Texto fuente |

^^^^^^^^^^^^^^^^

La anécdota de la novela es muy leve: en ella se relata una jornada del tal Hilario H., inmerso en su delirio napoleónico, quince días después de su revelación, desde las seis de la mañana hasta las once de la noche, aproximadamente, en que debe tener una cita con un tal Miguel, alias Pandora, dueño de la tienda de disfraces en que Hilario ha adquirido la levita y el calzón que revisten su nueva identidad, y que está apasionadamente dispuesto a ejercer de Josefina.

El tema de los paranoicos que, víctimas de un delirio de grandeza, creen personificar la figura histórica de Napoleón, no sólo no es nuevo, sino que pertenece al espectro de ciertos tópicos sociales, y hasta de la cultura popular más o menos reciente. Enfrentarse a la narración de tal asunto exige, por lo tanto, sacarlo de lo convencional y darle una sustancia narrativa interesante, para sorprender al lector desde una perspectiva singular.

Napoleón VII se desarrolla mediante 94 capítulos, algunos brevísimos, con la voluntad de ir utilizando diversos elementos, referencias históricas y alusiones a la vida concreta de Hilario, para cargar de verosimilitud la descripción de esa alucinada jornada del sedicente Napoleón, a través de la alternancia de sus íntimas seguridades y dudas sobre la personalidad que le ha sobrevenido. La relación del Hilario-Napoleón con la memoria del antiguo Hilario cuerdo que permanece todavía en él, y con su propio cuerpo; su comunicación delirante con el entorno inmediato de su casa; su visión de la calle –todo ello entreverado de las lecturas sobre el Emperador que, al parecer, ha ido haciendo desde el descubrimiento de su transformación en la figura histórica–, son las bases para construir un personaje que, a lo largo de la ficción, no dejará de investigar las huellas de su verdadera identidad.

^^^^^^^^^^^^^^^^

Actividades |
1. Traduce al inglés la siguiente oración del texto sobre la novela Napoleón VII: "Enfrentarse a la narración de tal asunto exige, por lo tanto, sacarlo de lo convencional y darle una sustancia narrativa interesante, para sorprender al lector desde una perspectiva singular."
2. Reanuda el texto sobre la novela Napoleón VII justo después de su última oración.

Datos brutos |
^^^^^^^^^^^^^^^^

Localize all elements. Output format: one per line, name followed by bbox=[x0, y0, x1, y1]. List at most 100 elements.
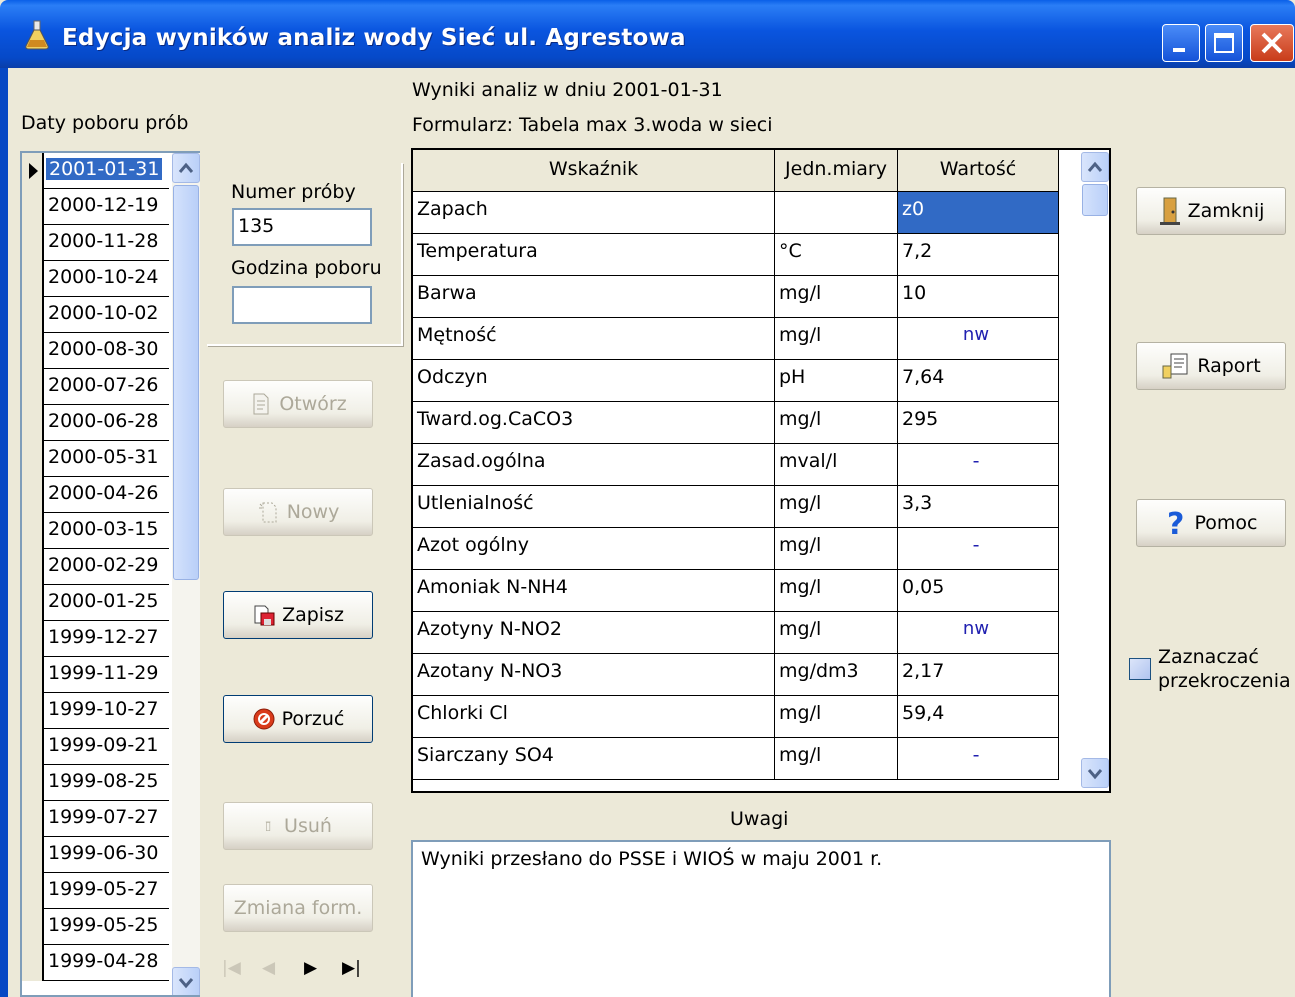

^^^^^^^^^^^^^^^^

Soluciones |
1. Tackling the narration of such a subject therefore requires taking it beyond the conventional and giving it an interesting narrative substance, so as to surprise the reader from a singular perspective.

2.
En cierto modo, esa cita que Miguel-Josefina espera con ansia durante todo el día, y que servirá para justificar acertadamente el desenlace de la novela, es algo accesorio, pues su principal médula narrativa está en la cuidadosa elaboración de una situación única, la de ese Hilario-Napoleón a través de la jornada que se nos narra. Para ello se utiliza un lenguaje conciso, funcional, y una estética austera, aunque sin dejar de acarrear los aspectos convenientes para ir conformando el perfil dramático del personaje, por medio de recursos e invenciones que se acomodan con naturalidad al delirio planteado. Así, Hilario Napoleón arengará desde su piso a las tropas que, según imagina, le aclaman en la calle, o las escuchará subir por las cañerías, o mantendrá largas conversaciones con el dedo gordo de su pie derecho, emergente a través de un roto del calcetín, atribuyéndole sucesivamente las personalidades del general Murat, del secretario Bourraine y del mariscal Soult, o encontrará, en una mujer que presenta en la televisión diversas recetas culinarias, a la propia Josefina, mientras descifra tales recetas en la clave que mejor conviene a su locura.

A pesar del tono irónico, de las disparatadas ensoñaciones que se van entrecruzando en la imaginación de Hilario y de la descripción del pintoresco proceso alucinatorio, Tomeo no se deja llevar por lo caprichoso. Nos ofrece escuetamente las noticias precisas para conocer al oficinista de banco, jubilado y solterón, víctima de la psicosis paranoica, y nos permite la lejanía suficiente para asistir a su peripecia con una creciente impresión de certeza, que consolidan los pocos pero representativos datos que se nos facilitan a propósito del escenario cotidiano del asunto.

Los sucesivos fragmentos, que por su brevedad se van articulando con rapidez, y las menciones al horario en su transcurso a lo largo del día, consiguen dar progresión al delirio que vive Hilario, salvándolo de la inmovilidad y de la reiteración, que eran sus principales peligros, y convirtiéndolo en el propio meollo dramático de la novela. Por otra parte, sin duda Tomeo ha visto con claridad los límites de su ficción, y su sentido de la medida no le ha hecho dar a Miguel-Josefina mayor participación de la que tiene en la trama, tentación que acaso no todos los autores hubieran sido capaces de soslayar. Esa renuncia, en el juego de austeridades que compone la ficción, sirve precisamente para darle fuerza, y no para restársela. Tal como está, simplemente esbozado mientras se prepara para la anhelada cita, el personaje de Miguel-Josefina tiene notable expresividad. Y la novela se cumple con la exactitud y la elegancia de un buen cuento.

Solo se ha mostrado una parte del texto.